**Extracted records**
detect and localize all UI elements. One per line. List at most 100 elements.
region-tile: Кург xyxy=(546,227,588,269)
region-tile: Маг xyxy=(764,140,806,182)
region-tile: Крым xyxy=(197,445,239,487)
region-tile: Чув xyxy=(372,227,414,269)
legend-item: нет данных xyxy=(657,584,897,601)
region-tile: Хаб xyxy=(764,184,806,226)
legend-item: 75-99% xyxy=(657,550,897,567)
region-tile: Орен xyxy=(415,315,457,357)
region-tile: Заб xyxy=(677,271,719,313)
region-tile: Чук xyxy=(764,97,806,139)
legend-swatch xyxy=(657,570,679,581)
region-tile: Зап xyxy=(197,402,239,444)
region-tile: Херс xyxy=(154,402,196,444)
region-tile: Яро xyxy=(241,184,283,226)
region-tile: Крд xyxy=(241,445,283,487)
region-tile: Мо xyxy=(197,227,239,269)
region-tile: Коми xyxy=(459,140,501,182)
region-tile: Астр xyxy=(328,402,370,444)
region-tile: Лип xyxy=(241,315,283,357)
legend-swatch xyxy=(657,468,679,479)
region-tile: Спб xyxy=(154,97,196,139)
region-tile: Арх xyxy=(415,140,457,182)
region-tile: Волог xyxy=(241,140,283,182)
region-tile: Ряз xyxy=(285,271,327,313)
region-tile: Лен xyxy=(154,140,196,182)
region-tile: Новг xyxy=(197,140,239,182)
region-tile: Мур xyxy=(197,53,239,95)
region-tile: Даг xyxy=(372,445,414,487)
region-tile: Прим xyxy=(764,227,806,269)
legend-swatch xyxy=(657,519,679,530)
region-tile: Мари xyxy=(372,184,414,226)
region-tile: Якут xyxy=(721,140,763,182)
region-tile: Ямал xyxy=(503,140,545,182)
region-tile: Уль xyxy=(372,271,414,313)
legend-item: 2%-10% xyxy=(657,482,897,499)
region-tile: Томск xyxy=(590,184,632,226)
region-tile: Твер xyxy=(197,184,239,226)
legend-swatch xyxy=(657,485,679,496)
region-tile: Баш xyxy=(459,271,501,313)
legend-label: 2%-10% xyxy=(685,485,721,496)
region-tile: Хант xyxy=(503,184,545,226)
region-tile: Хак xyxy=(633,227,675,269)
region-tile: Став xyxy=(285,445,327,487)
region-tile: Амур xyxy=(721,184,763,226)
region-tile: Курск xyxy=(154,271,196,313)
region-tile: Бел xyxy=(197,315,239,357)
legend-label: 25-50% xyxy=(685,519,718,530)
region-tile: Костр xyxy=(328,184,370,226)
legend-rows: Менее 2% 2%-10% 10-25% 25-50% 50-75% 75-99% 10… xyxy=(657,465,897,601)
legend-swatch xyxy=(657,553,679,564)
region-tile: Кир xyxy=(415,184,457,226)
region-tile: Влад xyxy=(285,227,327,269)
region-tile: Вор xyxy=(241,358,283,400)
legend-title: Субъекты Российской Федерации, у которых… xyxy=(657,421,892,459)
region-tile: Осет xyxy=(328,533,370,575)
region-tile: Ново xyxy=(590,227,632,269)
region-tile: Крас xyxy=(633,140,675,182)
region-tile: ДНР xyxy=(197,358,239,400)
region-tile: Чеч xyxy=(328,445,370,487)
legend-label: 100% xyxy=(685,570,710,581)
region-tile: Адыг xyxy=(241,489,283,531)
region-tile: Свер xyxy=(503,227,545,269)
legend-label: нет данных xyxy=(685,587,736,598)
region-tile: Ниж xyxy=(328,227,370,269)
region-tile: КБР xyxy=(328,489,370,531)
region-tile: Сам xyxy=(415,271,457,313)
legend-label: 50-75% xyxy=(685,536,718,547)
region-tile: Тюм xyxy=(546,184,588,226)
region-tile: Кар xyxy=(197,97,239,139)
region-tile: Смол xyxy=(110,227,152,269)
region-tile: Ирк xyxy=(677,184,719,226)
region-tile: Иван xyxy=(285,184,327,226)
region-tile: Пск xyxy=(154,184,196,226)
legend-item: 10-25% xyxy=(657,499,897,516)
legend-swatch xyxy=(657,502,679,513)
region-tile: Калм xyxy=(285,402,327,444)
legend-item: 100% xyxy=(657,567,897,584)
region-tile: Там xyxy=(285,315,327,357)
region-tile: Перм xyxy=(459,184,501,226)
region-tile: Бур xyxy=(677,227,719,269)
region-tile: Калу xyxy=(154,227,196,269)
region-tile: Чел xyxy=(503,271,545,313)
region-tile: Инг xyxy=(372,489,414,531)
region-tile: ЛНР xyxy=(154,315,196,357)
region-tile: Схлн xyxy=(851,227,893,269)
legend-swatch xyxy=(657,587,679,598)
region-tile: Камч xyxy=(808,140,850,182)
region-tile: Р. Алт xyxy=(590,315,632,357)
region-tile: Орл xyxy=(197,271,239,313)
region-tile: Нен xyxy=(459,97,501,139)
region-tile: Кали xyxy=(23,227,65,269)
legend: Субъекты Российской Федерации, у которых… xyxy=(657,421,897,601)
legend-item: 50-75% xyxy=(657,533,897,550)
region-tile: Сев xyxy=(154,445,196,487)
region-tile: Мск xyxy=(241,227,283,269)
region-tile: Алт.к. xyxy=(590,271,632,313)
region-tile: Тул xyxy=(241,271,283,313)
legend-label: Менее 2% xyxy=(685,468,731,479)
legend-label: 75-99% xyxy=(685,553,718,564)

**STATED TASK**
Output every line of the extracted records above verbatim and in the same order.

**RESPONSE**
detect and localize all UI elements. One per line. List at most 100 elements.
region-tile: Кург xyxy=(546,227,588,269)
region-tile: Маг xyxy=(764,140,806,182)
region-tile: Крым xyxy=(197,445,239,487)
region-tile: Чув xyxy=(372,227,414,269)
legend-item: нет данных xyxy=(657,584,897,601)
region-tile: Хаб xyxy=(764,184,806,226)
legend-item: 75-99% xyxy=(657,550,897,567)
region-tile: Орен xyxy=(415,315,457,357)
region-tile: Заб xyxy=(677,271,719,313)
region-tile: Чук xyxy=(764,97,806,139)
legend-swatch xyxy=(657,570,679,581)
region-tile: Зап xyxy=(197,402,239,444)
region-tile: Херс xyxy=(154,402,196,444)
region-tile: Яро xyxy=(241,184,283,226)
region-tile: Крд xyxy=(241,445,283,487)
region-tile: Мо xyxy=(197,227,239,269)
region-tile: Коми xyxy=(459,140,501,182)
region-tile: Астр xyxy=(328,402,370,444)
region-tile: Лип xyxy=(241,315,283,357)
legend-swatch xyxy=(657,468,679,479)
region-tile: Спб xyxy=(154,97,196,139)
region-tile: Арх xyxy=(415,140,457,182)
region-tile: Волог xyxy=(241,140,283,182)
region-tile: Ряз xyxy=(285,271,327,313)
region-tile: Лен xyxy=(154,140,196,182)
region-tile: Новг xyxy=(197,140,239,182)
region-tile: Мур xyxy=(197,53,239,95)
region-tile: Даг xyxy=(372,445,414,487)
region-tile: Прим xyxy=(764,227,806,269)
legend-swatch xyxy=(657,519,679,530)
region-tile: Мари xyxy=(372,184,414,226)
region-tile: Якут xyxy=(721,140,763,182)
region-tile: Ямал xyxy=(503,140,545,182)
region-tile: Уль xyxy=(372,271,414,313)
legend-item: 2%-10% xyxy=(657,482,897,499)
region-tile: Томск xyxy=(590,184,632,226)
region-tile: Твер xyxy=(197,184,239,226)
legend-swatch xyxy=(657,485,679,496)
region-tile: Баш xyxy=(459,271,501,313)
legend-label: 2%-10% xyxy=(685,485,721,496)
region-tile: Хант xyxy=(503,184,545,226)
region-tile: Хак xyxy=(633,227,675,269)
region-tile: Став xyxy=(285,445,327,487)
region-tile: Амур xyxy=(721,184,763,226)
region-tile: Курск xyxy=(154,271,196,313)
region-tile: Бел xyxy=(197,315,239,357)
legend-label: 25-50% xyxy=(685,519,718,530)
region-tile: Костр xyxy=(328,184,370,226)
legend-rows: Менее 2% 2%-10% 10-25% 25-50% 50-75% 75-99% 10… xyxy=(657,465,897,601)
legend-swatch xyxy=(657,553,679,564)
region-tile: Кир xyxy=(415,184,457,226)
region-tile: Влад xyxy=(285,227,327,269)
region-tile: Вор xyxy=(241,358,283,400)
legend-title: Субъекты Российской Федерации, у которых… xyxy=(657,421,892,459)
region-tile: Осет xyxy=(328,533,370,575)
region-tile: Ново xyxy=(590,227,632,269)
region-tile: Крас xyxy=(633,140,675,182)
region-tile: ДНР xyxy=(197,358,239,400)
region-tile: Чеч xyxy=(328,445,370,487)
legend-label: 100% xyxy=(685,570,710,581)
region-tile: Адыг xyxy=(241,489,283,531)
region-tile: Свер xyxy=(503,227,545,269)
legend-label: нет данных xyxy=(685,587,736,598)
region-tile: Ниж xyxy=(328,227,370,269)
region-tile: КБР xyxy=(328,489,370,531)
region-tile: Сам xyxy=(415,271,457,313)
legend-label: 50-75% xyxy=(685,536,718,547)
region-tile: Тюм xyxy=(546,184,588,226)
region-tile: Кар xyxy=(197,97,239,139)
region-tile: Смол xyxy=(110,227,152,269)
region-tile: Ирк xyxy=(677,184,719,226)
region-tile: Иван xyxy=(285,184,327,226)
region-tile: Пск xyxy=(154,184,196,226)
legend-item: 10-25% xyxy=(657,499,897,516)
legend-swatch xyxy=(657,502,679,513)
region-tile: Калм xyxy=(285,402,327,444)
legend-item: 100% xyxy=(657,567,897,584)
region-tile: Там xyxy=(285,315,327,357)
region-tile: Перм xyxy=(459,184,501,226)
region-tile: Бур xyxy=(677,227,719,269)
region-tile: Калу xyxy=(154,227,196,269)
region-tile: Чел xyxy=(503,271,545,313)
region-tile: Инг xyxy=(372,489,414,531)
region-tile: ЛНР xyxy=(154,315,196,357)
region-tile: Схлн xyxy=(851,227,893,269)
legend-swatch xyxy=(657,587,679,598)
region-tile: Камч xyxy=(808,140,850,182)
region-tile: Р. Алт xyxy=(590,315,632,357)
region-tile: Орл xyxy=(197,271,239,313)
region-tile: Нен xyxy=(459,97,501,139)
region-tile: Кали xyxy=(23,227,65,269)
legend: Субъекты Российской Федерации, у которых… xyxy=(657,421,897,601)
legend-item: 50-75% xyxy=(657,533,897,550)
region-tile: Сев xyxy=(154,445,196,487)
region-tile: Мск xyxy=(241,227,283,269)
region-tile: Алт.к. xyxy=(590,271,632,313)
region-tile: Тул xyxy=(241,271,283,313)
legend-label: Менее 2% xyxy=(685,468,731,479)
legend-label: 75-99% xyxy=(685,553,718,564)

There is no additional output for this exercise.